EXTRACTED MATERIAL ::

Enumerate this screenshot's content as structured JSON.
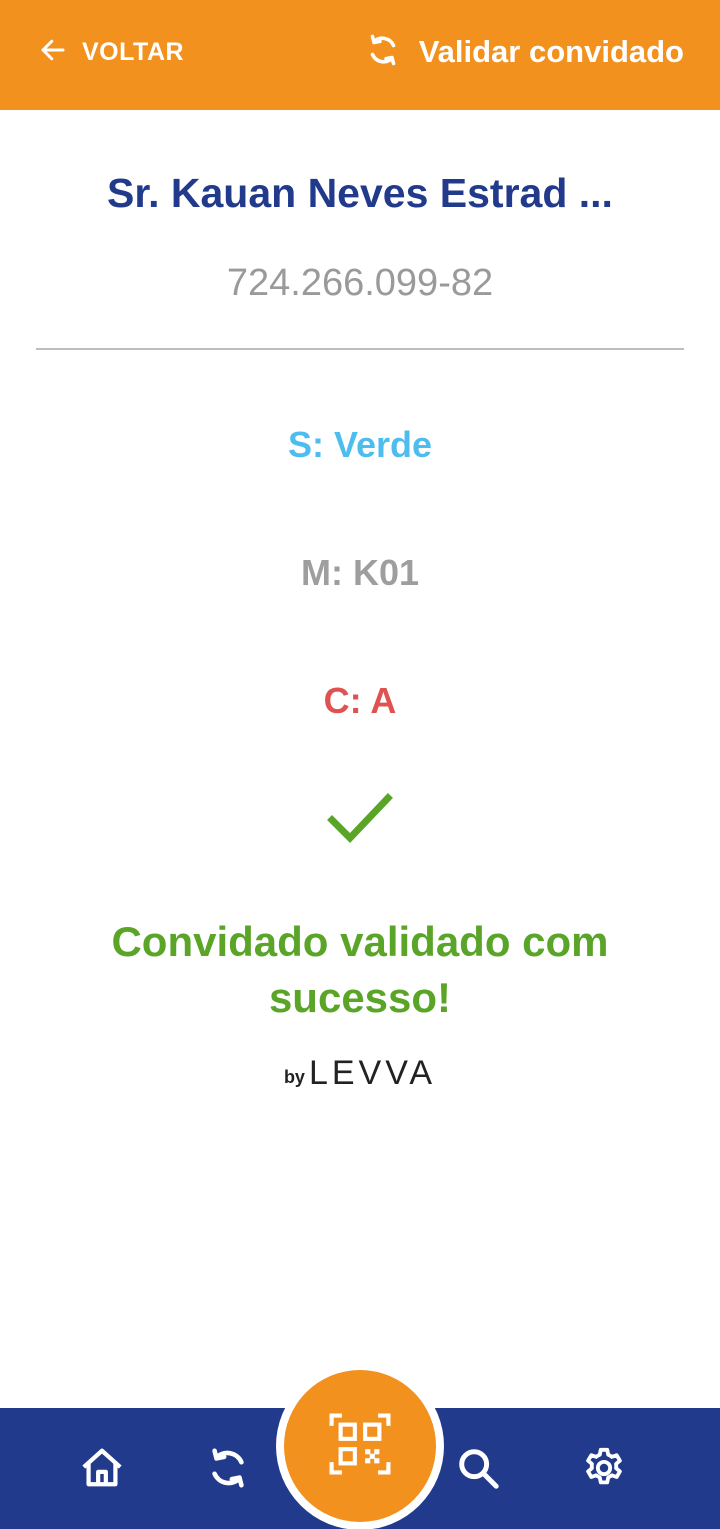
{
  "header": {
    "back_label": "VOLTAR",
    "validate_label": "Validar convidado",
    "background_color": "#f2911e"
  },
  "guest": {
    "name": "Sr. Kauan Neves Estrad ...",
    "document": "724.266.099-82"
  },
  "details": {
    "s_line": "S: Verde",
    "m_line": "M: K01",
    "c_line": "C: A"
  },
  "status": {
    "icon": "checkmark-icon",
    "message": "Convidado validado com sucesso!",
    "color": "#5aa528"
  },
  "branding": {
    "by": "by",
    "name": "LEVVA"
  },
  "bottom_nav": {
    "background_color": "#223a8c",
    "items": [
      {
        "icon": "home-icon"
      },
      {
        "icon": "sync-icon"
      },
      {
        "icon": "qr-code-icon"
      },
      {
        "icon": "search-icon"
      },
      {
        "icon": "gear-icon"
      }
    ]
  }
}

WHAT TO PRODUCE :: Pull out each line holding the string "name".

CORRECT RESULT ::
    "name": "Sr. Kauan Neves Estrad ...",
    "name": "LEVVA"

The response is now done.